**Extract provided**
•••••
We now prove the convergence part of the theorem. From (7.5) we get that p _n → φ pointwise. Moreover, from (7.6) and from the inequality f ≤ 2φ we get, by using Lebesgue’s dominated convergence theorem, that f ∗ p _n → f ∗ φ. In order to show that $\int f \ast p_n \log f \ast p_n \to \int f \ast \varphi \log f \ast \varphi $ it is enough to bound $ f \ast p_n |\log f \ast p_n|$ by some integrable function m ₀ independent of n and use Lebesgue’s dominated convergence theorem. To this end we observe that by (7.6) we have

$$\displaystyle \begin{aligned} (f \ast p_n)(x) \leq 2 (\varphi \ast p_n)(x) \leq \frac{2 C_1}{\sqrt{2\pi}} \int e^{-t^2/2} e^{-(x-t)^2/64} \mathrm{d} t \leq 2C_1 e^{- x^2/66}. \end{aligned} $$

(7.8)
•••••
**Collected material**
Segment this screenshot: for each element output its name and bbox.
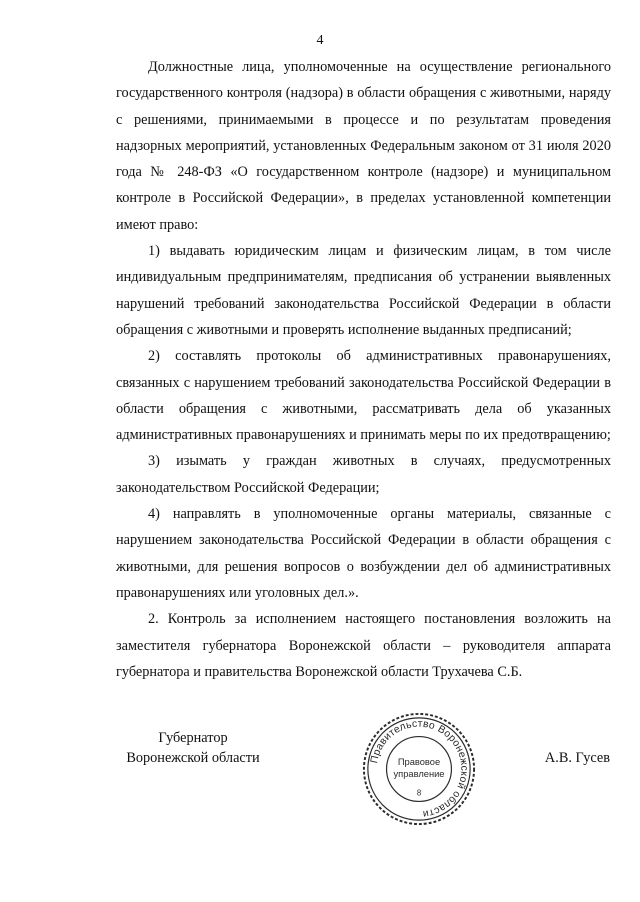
•••••
**Work instructions**
1. List every distinct numbered equation label, such as one in parentheses, that appears in the convergence proof.
2. Extend the convergence proof with the next step of the argument, starting after the displayed bound labeled (7.8).
The material is separate from the convergence proof.

**Written answers**
1. (7.5), (7.6), (7.8)

2.
Moreover, by (7.7)

$$\displaystyle \begin{aligned} (f \ast p_n)(x) \geq \frac 12 (\varphi \ast p_n)(x) \geq \frac{1}{20} \int_{-1}^1 \varphi(x-t) \mathrm{d} t \geq \frac{1}{10} \varphi(|x|+1). \end{aligned} $$

(7.9)

Combining (7.8) with (7.9) we get

$$\displaystyle \begin{aligned} |\log (f \ast p_n)(x)| \leq \max\left\{ |\log 2C_1|, \frac{1}{10}|\log \varphi(|x|+1)| \right\} \leq C_2(1+x^2). \end{aligned} $$

(7.10)

From (7.10) and (7.8) we see that the function $m_0(x) = 2C_1C_2 e^{-x^2/66}(1+x^2) $ is the required majorant.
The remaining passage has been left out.